__Prompt__:
Copy each line below that includes "Dani".

=-=-=-=-=

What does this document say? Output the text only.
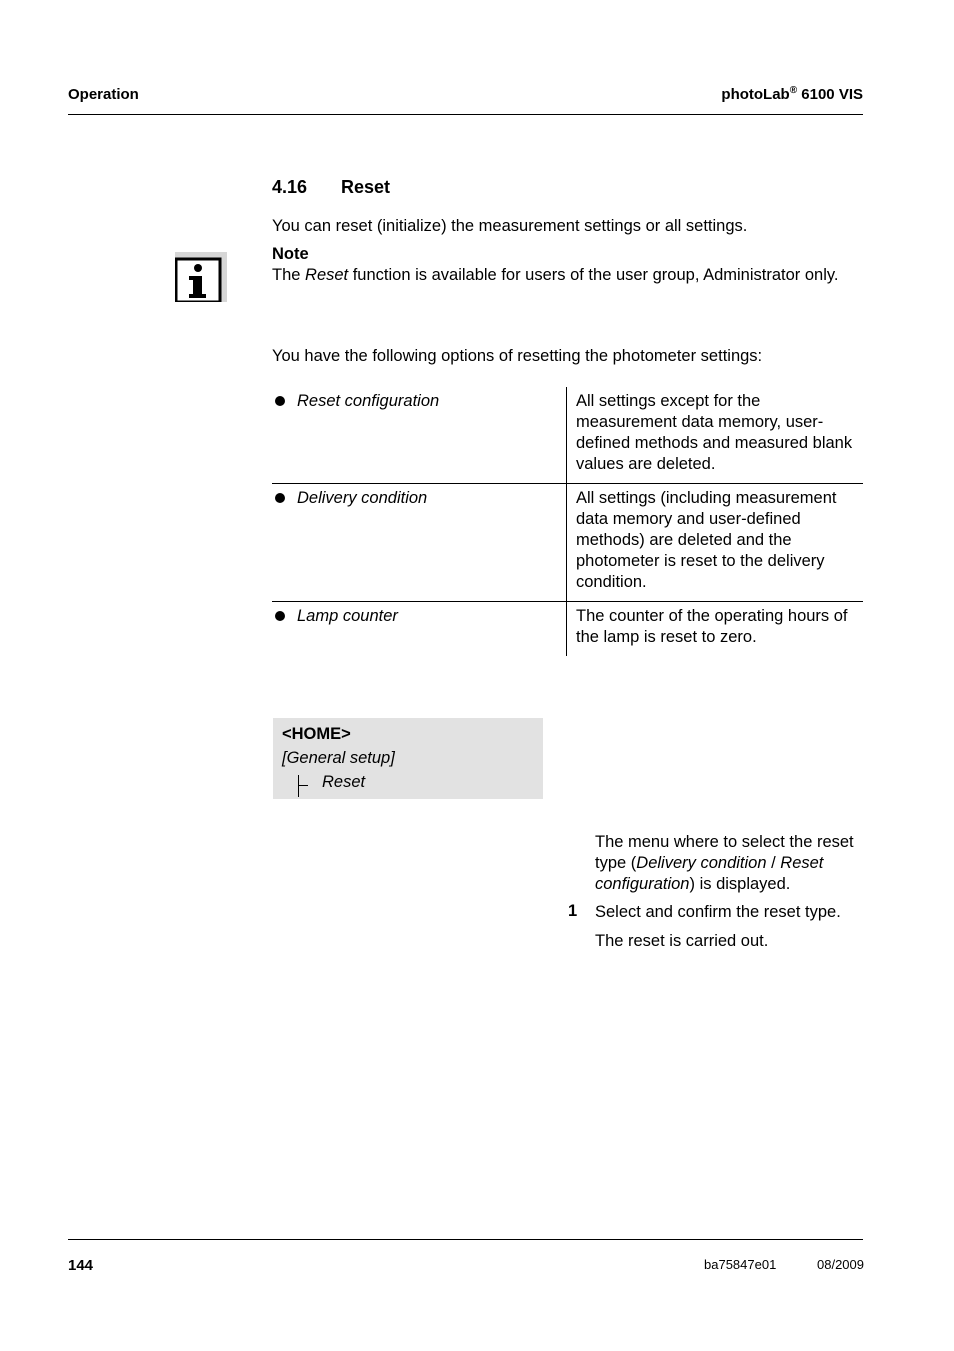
Operation	photoLab® 6100 VIS
4.16 Reset
You can reset (initialize) the measurement settings or all settings.
Note
The Reset function is available for users of the user group, Administrator only.
You have the following options of resetting the photometer settings:
Reset configuration	All settings except for the measurement data memory, user-defined methods and measured blank values are deleted.
Delivery condition	All settings (including measurement data memory and user-defined methods) are deleted and the photometer is reset to the delivery condition.
Lamp counter	The counter of the operating hours of the lamp is reset to zero.
<HOME>
[General setup]
Reset
The menu where to select the reset type (Delivery condition / Reset configuration) is displayed.
1 Select and confirm the reset type.
The reset is carried out.
144	ba75847e01	08/2009
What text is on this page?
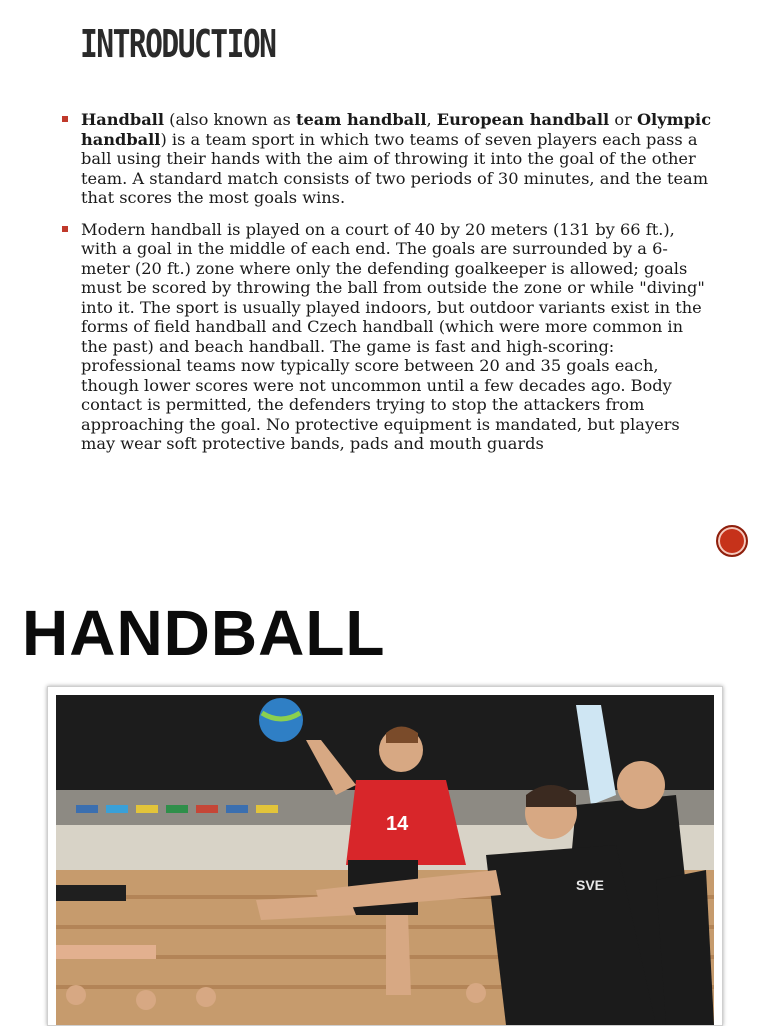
INTRODUCTION
Handball (also known as team handball, European handball or Olympic handball) is a team sport in which two teams of seven players each pass a ball using their hands with the aim of throwing it into the goal of the other team. A standard match consists of two periods of 30 minutes, and the team that scores the most goals wins.
Modern handball is played on a court of 40 by 20 meters (131 by 66 ft.), with a goal in the middle of each end. The goals are surrounded by a 6-meter (20 ft.) zone where only the defending goalkeeper is allowed; goals must be scored by throwing the ball from outside the zone or while "diving" into it. The sport is usually played indoors, but outdoor variants exist in the forms of field handball and Czech handball (which were more common in the past) and beach handball. The game is fast and high-scoring: professional teams now typically score between 20 and 35 goals each, though lower scores were not uncommon until a few decades ago. Body contact is permitted, the defenders trying to stop the attackers from approaching the goal. No protective equipment is mandated, but players may wear soft protective bands, pads and mouth guards
HANDBALL
14
SVE
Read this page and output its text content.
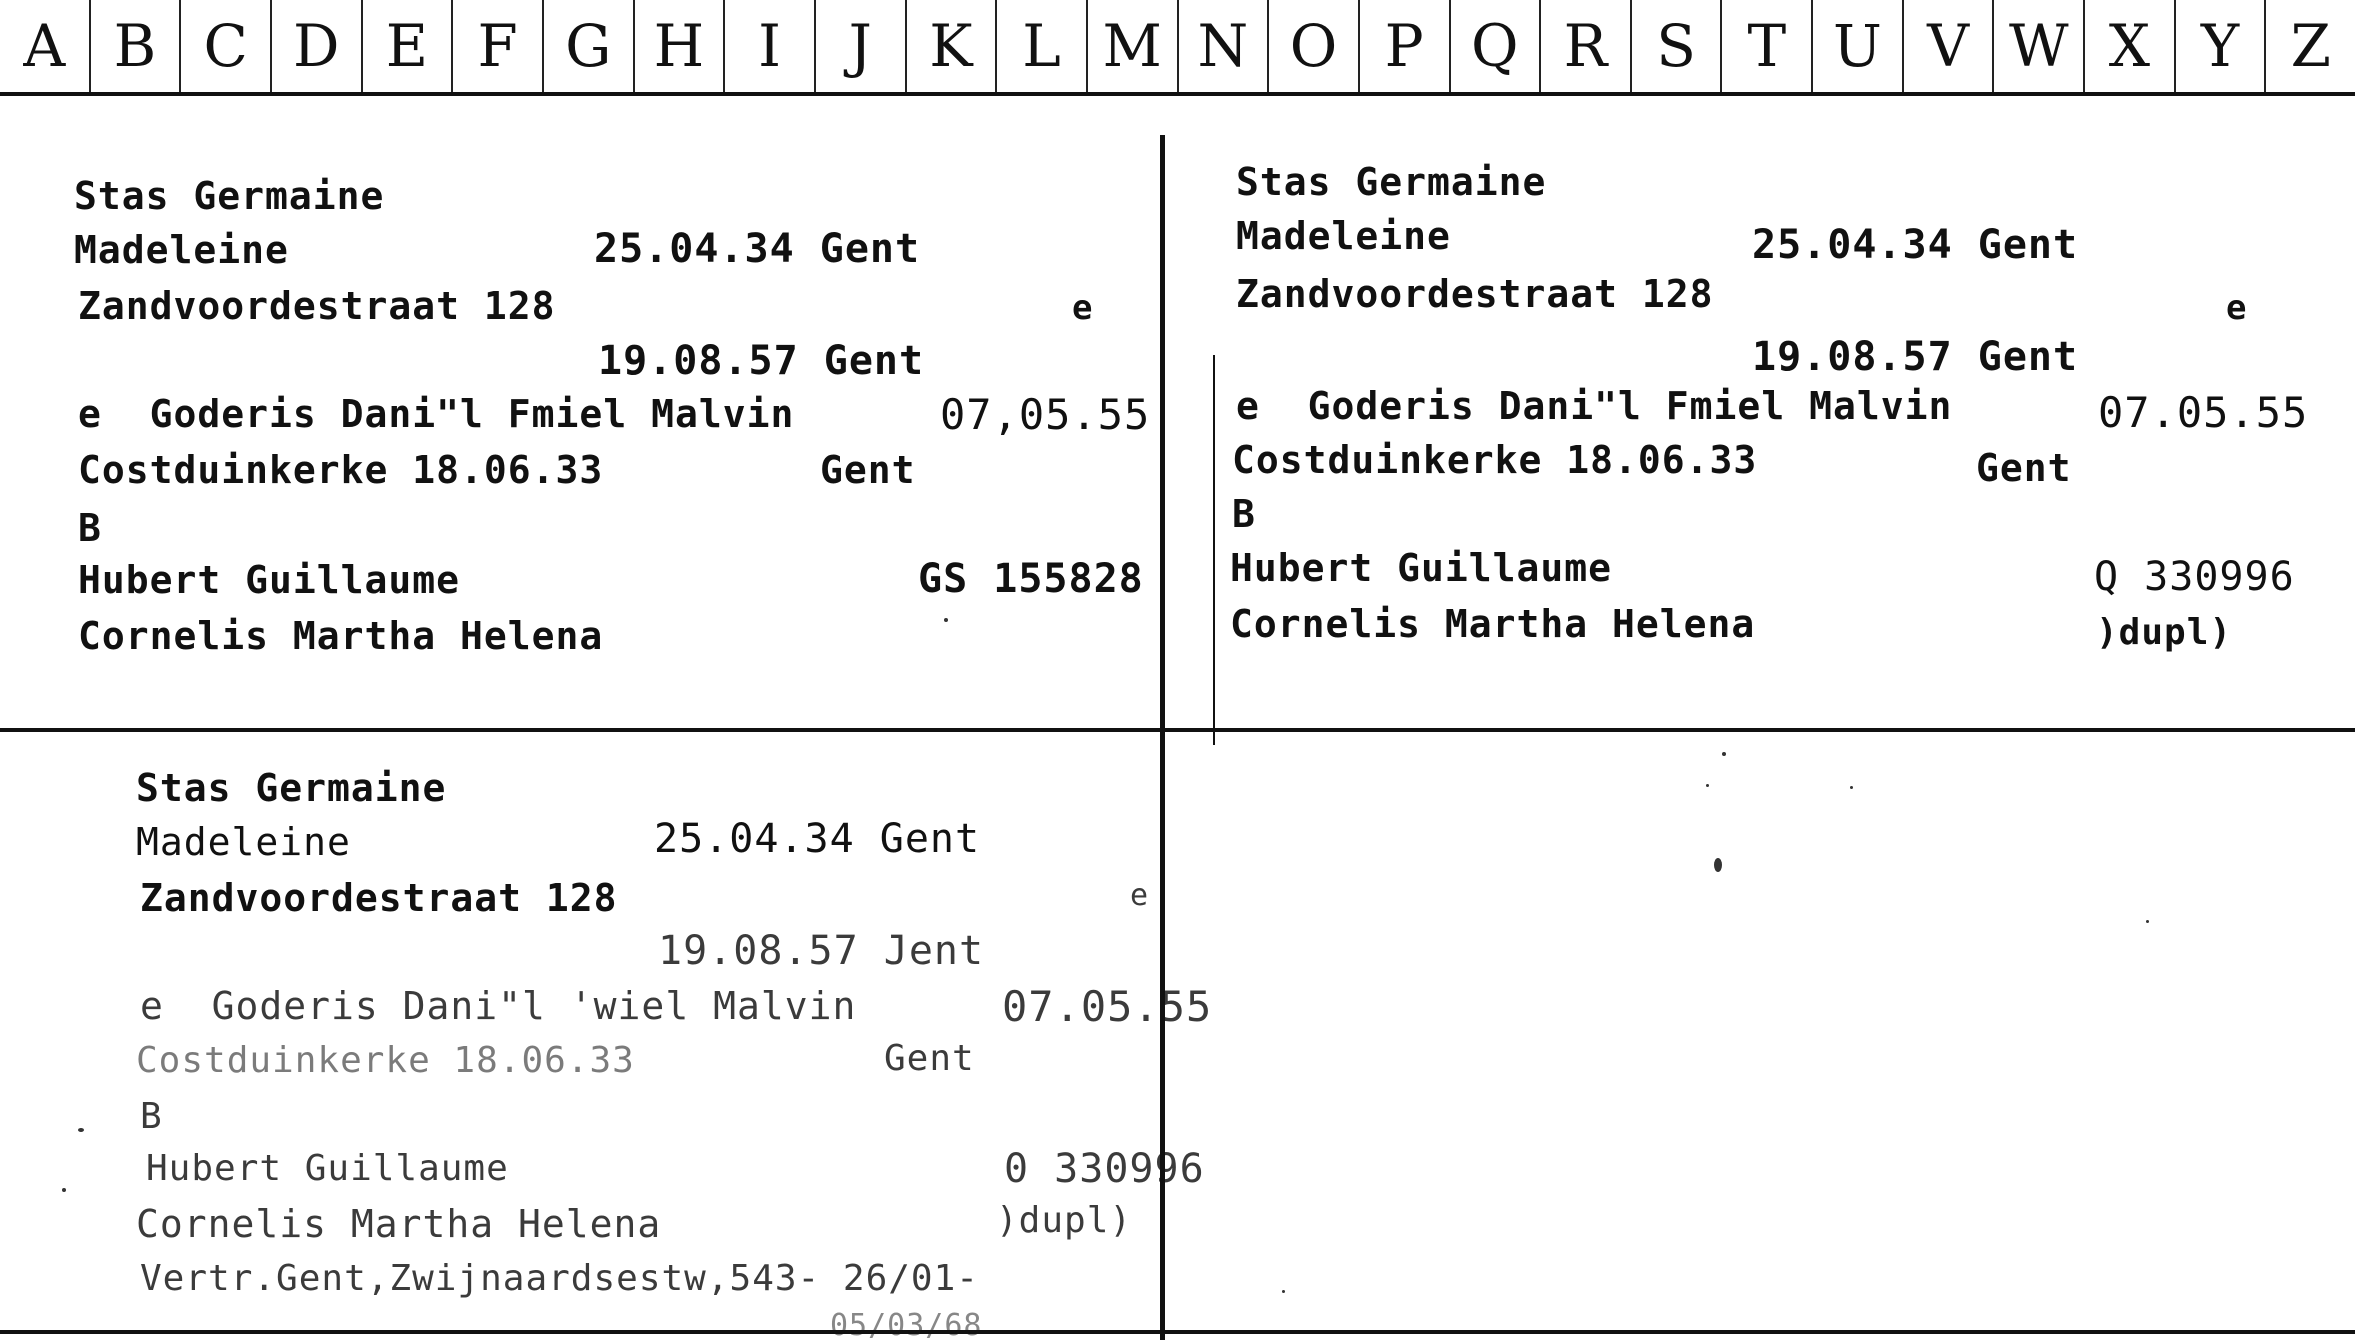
A B C D E F G H I	J K L M N O P Q R S T U V W X Y Z
Stas Germaine
Madeleine	25.04.34 Gent
Zandvoordestraat 128	e
19.08.57 Gent
e  Goderis Dani"l Fmiel Malvin	07,05.55
Costduinkerke 18.06.33	Gent
B
Hubert Guillaume	GS 155828
Cornelis Martha Helena
Stas Germaine
Madeleine	25.04.34 Gent
Zandvoordestraat 128	e
19.08.57 Gent
e  Goderis Dani"l Fmiel Malvin	07.05.55
Costduinkerke 18.06.33	Gent
B
Hubert Guillaume	Q 330996
Cornelis Martha Helena	)dupl)
Stas Germaine
Madeleine	25.04.34 Gent
Zandvoordestraat 128	e
19.08.57 Jent
e  Goderis Dani"l 'wiel Malvin	07.05.55
Costduinkerke 18.06.33	Gent
B
Hubert Guillaume	0 330996
Cornelis Martha Helena	)dupl)
Vertr.Gent,Zwijnaardsestw,543- 26/01-
05/03/68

=-=-=-=-=

__Written answer__:
e  Goderis Dani"l Fmiel Malvin	07,05.55
e  Goderis Dani"l Fmiel Malvin	07.05.55
e  Goderis Dani"l 'wiel Malvin	07.05.55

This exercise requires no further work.